*Supplied records*
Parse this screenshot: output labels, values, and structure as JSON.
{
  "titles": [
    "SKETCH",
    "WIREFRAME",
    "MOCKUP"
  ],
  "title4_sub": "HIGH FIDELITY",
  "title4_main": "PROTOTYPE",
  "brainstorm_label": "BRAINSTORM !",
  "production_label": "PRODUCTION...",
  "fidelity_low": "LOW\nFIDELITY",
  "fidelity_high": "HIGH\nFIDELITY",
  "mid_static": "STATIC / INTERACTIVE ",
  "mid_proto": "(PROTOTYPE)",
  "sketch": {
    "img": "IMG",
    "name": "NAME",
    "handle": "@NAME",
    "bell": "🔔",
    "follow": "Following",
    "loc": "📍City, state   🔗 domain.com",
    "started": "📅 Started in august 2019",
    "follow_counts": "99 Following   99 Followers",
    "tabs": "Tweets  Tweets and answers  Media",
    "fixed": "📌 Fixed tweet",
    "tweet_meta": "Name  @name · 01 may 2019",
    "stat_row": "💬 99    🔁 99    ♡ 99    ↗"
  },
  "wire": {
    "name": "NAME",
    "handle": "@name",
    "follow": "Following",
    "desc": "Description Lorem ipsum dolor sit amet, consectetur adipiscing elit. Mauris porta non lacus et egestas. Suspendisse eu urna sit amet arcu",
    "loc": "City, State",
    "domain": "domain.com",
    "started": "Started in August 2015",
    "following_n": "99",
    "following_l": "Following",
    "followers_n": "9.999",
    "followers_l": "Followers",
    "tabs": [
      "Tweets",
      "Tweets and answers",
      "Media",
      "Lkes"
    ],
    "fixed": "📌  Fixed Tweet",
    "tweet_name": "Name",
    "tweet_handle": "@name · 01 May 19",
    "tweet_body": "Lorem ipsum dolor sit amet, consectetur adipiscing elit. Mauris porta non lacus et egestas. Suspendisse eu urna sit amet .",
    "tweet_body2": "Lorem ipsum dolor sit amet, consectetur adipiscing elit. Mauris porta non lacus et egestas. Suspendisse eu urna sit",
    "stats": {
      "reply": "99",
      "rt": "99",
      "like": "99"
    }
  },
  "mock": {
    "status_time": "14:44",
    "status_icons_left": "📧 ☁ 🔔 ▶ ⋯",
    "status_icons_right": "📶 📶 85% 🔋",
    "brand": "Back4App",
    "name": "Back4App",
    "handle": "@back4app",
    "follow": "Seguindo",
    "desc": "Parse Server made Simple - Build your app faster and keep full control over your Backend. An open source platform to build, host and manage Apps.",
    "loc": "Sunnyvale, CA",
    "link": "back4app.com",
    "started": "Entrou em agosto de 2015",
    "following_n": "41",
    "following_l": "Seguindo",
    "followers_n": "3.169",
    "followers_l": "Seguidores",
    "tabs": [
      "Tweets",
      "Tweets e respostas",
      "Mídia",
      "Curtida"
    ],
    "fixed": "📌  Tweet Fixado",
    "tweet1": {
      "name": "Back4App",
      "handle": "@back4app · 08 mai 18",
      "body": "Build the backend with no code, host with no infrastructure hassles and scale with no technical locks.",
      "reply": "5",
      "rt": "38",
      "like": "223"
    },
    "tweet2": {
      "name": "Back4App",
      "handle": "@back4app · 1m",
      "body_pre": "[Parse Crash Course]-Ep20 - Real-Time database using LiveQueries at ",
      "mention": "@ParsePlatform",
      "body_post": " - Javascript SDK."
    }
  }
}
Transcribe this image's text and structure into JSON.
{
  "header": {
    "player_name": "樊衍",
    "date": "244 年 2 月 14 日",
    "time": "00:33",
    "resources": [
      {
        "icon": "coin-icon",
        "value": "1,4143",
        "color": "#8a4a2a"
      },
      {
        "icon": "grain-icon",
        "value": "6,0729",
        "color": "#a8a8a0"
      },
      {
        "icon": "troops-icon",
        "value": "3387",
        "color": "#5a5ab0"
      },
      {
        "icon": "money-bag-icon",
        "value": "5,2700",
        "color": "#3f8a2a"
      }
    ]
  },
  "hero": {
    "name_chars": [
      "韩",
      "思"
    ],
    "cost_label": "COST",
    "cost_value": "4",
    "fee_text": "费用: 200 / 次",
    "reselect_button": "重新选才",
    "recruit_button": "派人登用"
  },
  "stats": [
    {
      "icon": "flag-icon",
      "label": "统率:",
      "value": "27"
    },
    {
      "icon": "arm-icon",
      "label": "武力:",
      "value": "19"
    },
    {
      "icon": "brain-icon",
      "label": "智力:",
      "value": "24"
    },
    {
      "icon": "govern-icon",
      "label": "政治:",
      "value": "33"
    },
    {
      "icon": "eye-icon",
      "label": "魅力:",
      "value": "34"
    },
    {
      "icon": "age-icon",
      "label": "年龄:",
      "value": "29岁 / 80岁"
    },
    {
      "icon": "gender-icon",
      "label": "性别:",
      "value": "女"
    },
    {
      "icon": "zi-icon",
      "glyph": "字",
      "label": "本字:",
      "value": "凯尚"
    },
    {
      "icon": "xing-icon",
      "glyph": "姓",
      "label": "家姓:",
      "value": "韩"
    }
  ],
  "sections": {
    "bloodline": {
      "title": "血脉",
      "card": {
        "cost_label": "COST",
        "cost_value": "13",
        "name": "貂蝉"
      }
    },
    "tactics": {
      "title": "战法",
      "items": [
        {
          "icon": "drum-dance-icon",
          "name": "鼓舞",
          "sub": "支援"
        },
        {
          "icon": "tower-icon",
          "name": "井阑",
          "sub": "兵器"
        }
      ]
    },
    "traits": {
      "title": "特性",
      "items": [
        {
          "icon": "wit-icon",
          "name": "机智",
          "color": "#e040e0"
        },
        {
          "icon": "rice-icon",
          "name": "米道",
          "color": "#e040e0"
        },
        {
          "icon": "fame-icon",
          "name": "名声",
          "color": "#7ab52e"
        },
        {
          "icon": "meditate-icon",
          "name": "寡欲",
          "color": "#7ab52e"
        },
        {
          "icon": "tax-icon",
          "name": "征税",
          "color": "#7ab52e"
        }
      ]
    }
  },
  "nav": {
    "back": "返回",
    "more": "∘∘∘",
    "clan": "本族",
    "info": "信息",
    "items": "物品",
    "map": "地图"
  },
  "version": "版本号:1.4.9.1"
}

*Task directions*
Copy the lines from the entries above in which the word "lacus" appears.

*Result of the task*
    "desc": "Description Lorem ipsum dolor sit amet, consectetur adipiscing elit. Mauris porta non lacus et egestas. Suspendisse eu urna sit amet arcu",
    "tweet_body": "Lorem ipsum dolor sit amet, consectetur adipiscing elit. Mauris porta non lacus et egestas. Suspendisse eu urna sit amet .",
    "tweet_body2": "Lorem ipsum dolor sit amet, consectetur adipiscing elit. Mauris porta non lacus et egestas. Suspendisse eu urna sit",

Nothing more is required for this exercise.